Task requirements.
From the listing below, tally the lines that include "wrap". Return only the total.

(Data extracted from a collection)
·····

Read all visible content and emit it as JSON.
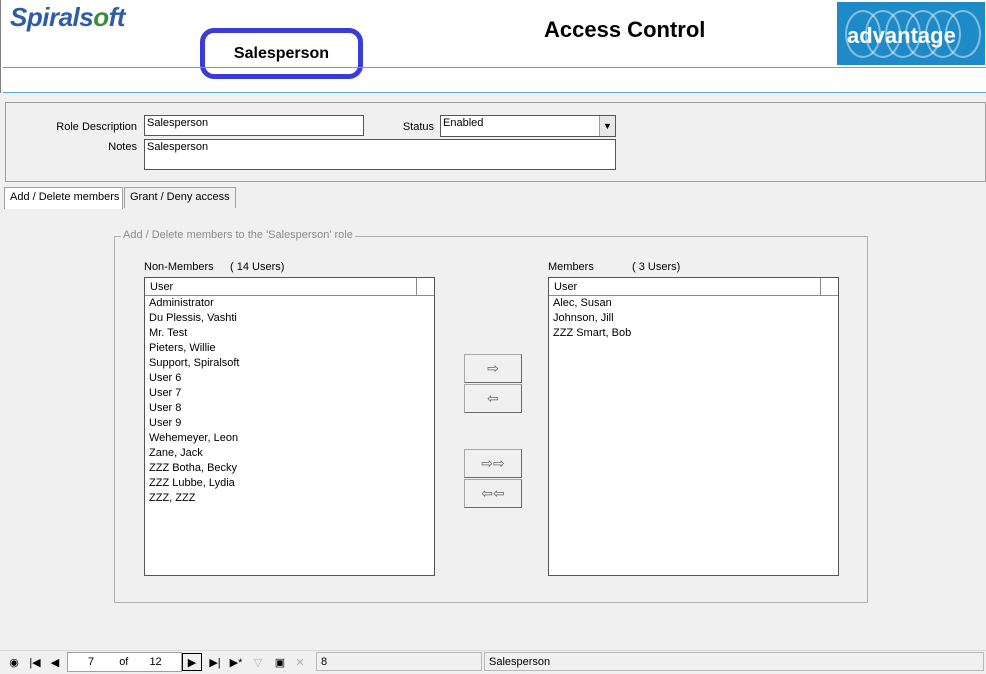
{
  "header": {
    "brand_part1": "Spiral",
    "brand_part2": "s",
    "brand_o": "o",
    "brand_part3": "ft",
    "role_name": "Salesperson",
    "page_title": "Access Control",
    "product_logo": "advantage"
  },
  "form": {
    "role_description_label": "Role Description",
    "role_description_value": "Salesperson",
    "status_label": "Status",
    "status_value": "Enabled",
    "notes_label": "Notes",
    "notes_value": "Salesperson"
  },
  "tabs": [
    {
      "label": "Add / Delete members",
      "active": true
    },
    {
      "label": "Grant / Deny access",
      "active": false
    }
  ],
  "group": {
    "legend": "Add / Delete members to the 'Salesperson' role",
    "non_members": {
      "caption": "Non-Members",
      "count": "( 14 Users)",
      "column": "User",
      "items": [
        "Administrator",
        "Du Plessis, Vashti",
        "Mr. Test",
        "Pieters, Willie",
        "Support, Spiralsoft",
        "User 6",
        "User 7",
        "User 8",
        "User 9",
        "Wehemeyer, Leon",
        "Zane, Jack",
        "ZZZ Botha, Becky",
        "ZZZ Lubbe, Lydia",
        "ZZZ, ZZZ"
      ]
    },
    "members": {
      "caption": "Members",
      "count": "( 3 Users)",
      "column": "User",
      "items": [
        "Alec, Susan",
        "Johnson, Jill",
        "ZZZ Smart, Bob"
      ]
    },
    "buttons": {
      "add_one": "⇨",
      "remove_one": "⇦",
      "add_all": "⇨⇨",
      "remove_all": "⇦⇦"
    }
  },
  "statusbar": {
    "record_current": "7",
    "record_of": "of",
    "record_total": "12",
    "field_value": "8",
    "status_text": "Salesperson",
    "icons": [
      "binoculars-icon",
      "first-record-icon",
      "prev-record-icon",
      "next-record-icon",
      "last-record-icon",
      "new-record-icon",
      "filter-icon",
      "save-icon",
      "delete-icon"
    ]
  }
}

·····

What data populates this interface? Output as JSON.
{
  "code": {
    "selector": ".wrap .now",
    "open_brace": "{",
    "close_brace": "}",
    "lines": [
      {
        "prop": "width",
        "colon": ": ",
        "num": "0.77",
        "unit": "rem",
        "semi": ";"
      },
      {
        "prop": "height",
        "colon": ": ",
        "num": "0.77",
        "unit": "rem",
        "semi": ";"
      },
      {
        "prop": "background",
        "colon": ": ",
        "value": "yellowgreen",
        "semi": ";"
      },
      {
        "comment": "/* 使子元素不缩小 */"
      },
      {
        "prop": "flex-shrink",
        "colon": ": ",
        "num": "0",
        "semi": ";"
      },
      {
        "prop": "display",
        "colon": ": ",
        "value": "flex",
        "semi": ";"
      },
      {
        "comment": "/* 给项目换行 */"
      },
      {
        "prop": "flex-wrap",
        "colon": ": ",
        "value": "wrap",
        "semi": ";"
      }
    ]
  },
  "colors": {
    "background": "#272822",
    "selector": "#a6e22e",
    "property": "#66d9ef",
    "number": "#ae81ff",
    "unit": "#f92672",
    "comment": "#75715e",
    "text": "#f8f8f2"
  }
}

·····

Task solution.
3